§ TRAVAIL DEMANDÉ:
Recopiez telles quelles les lignes allant de celle qui contient « measurement-cell: 13.5: [139, 541, 223, 583] » à celle qui contient « measurement-cell: 17.5: [813, 243, 897, 285] », ces deux lignes incluses.

§ Relevés des cadres des éléments d'image:
----
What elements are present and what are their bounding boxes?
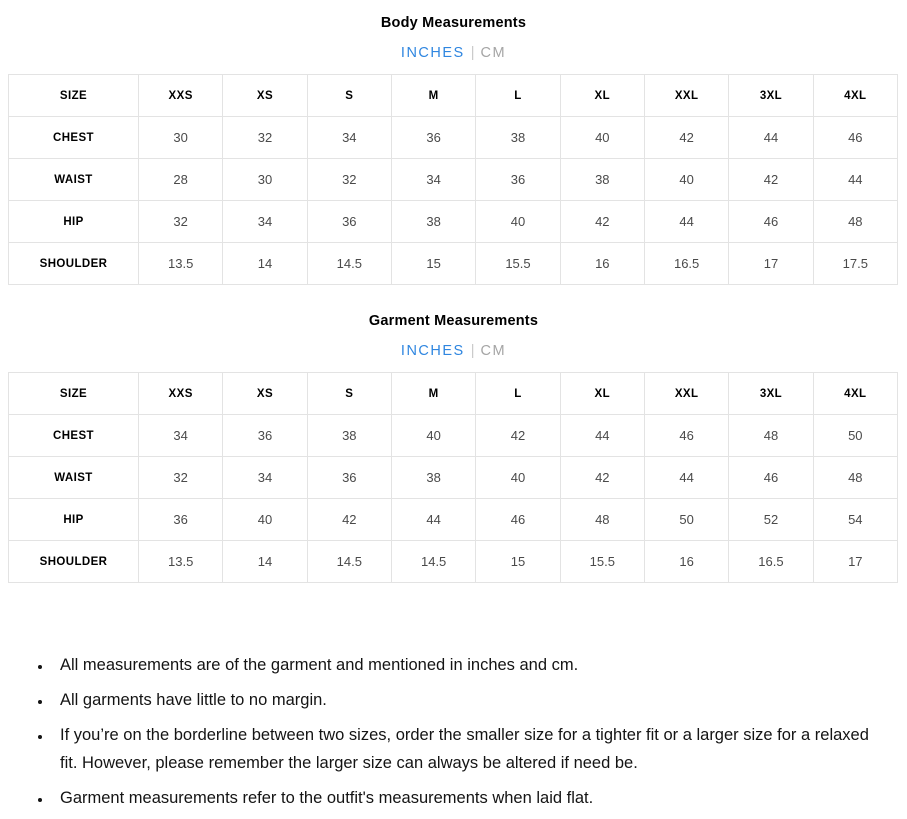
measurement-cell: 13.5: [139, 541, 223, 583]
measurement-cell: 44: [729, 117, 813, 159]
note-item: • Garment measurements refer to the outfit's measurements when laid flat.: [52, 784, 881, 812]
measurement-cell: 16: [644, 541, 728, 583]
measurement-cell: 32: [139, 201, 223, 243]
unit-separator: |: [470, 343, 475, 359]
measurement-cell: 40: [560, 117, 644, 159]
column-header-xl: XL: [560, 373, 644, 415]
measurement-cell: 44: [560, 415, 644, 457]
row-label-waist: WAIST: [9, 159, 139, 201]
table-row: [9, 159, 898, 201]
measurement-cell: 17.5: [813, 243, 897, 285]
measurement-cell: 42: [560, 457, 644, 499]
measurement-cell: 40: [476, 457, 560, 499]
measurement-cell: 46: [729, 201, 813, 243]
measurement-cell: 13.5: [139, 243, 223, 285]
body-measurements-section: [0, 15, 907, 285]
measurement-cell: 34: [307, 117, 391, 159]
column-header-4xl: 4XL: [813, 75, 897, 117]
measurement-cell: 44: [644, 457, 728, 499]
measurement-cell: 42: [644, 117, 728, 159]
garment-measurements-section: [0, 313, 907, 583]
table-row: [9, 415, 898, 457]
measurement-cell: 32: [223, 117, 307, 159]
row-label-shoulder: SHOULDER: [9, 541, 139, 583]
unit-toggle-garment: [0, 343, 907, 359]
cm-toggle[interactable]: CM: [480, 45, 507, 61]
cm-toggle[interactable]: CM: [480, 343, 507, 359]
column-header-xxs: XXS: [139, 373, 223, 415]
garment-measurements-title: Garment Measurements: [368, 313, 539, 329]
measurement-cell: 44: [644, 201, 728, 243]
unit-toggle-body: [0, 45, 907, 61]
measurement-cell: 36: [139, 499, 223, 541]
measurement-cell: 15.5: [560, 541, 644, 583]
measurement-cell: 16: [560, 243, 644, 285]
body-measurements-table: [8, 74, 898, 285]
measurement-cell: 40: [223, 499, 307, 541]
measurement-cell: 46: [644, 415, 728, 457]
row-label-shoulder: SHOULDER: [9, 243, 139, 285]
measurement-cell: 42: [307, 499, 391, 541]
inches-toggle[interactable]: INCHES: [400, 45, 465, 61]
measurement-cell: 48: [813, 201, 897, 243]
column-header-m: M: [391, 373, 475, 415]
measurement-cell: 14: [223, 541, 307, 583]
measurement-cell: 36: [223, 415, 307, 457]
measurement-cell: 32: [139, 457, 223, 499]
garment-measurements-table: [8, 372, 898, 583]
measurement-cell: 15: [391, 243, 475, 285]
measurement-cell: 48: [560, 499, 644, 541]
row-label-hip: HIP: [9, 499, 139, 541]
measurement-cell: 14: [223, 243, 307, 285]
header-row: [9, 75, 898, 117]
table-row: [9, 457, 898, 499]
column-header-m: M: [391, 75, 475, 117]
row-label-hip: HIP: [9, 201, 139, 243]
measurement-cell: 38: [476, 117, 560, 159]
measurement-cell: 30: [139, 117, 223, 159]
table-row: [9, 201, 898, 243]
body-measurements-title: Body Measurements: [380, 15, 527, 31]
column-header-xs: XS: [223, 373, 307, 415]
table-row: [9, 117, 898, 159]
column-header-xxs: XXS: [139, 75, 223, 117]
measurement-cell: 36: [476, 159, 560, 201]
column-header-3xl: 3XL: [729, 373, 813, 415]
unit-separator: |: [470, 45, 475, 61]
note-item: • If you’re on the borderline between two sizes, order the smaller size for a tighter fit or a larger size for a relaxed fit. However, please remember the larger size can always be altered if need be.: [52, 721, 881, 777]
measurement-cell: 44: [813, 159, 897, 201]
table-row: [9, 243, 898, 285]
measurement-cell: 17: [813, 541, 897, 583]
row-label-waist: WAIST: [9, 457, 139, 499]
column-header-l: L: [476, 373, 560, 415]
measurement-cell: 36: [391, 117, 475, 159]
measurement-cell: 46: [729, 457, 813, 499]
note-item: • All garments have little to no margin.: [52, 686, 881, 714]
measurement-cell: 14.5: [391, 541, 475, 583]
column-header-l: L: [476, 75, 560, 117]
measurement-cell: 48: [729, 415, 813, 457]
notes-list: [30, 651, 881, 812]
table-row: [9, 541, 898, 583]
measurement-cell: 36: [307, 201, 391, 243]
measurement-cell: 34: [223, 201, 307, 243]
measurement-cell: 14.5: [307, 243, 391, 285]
----
§ SOLUTION PROPOSÉE:
measurement-cell: 13.5: [139, 541, 223, 583]
measurement-cell: 44: [729, 117, 813, 159]
note-item: • Garment measurements refer to the outfit's measurements when laid flat.: [52, 784, 881, 812]
measurement-cell: 16: [644, 541, 728, 583]
measurement-cell: 32: [139, 201, 223, 243]
unit-separator: |: [470, 343, 475, 359]
measurement-cell: 40: [560, 117, 644, 159]
column-header-xl: XL: [560, 373, 644, 415]
measurement-cell: 44: [560, 415, 644, 457]
row-label-waist: WAIST: [9, 159, 139, 201]
table-row: [9, 159, 898, 201]
measurement-cell: 17.5: [813, 243, 897, 285]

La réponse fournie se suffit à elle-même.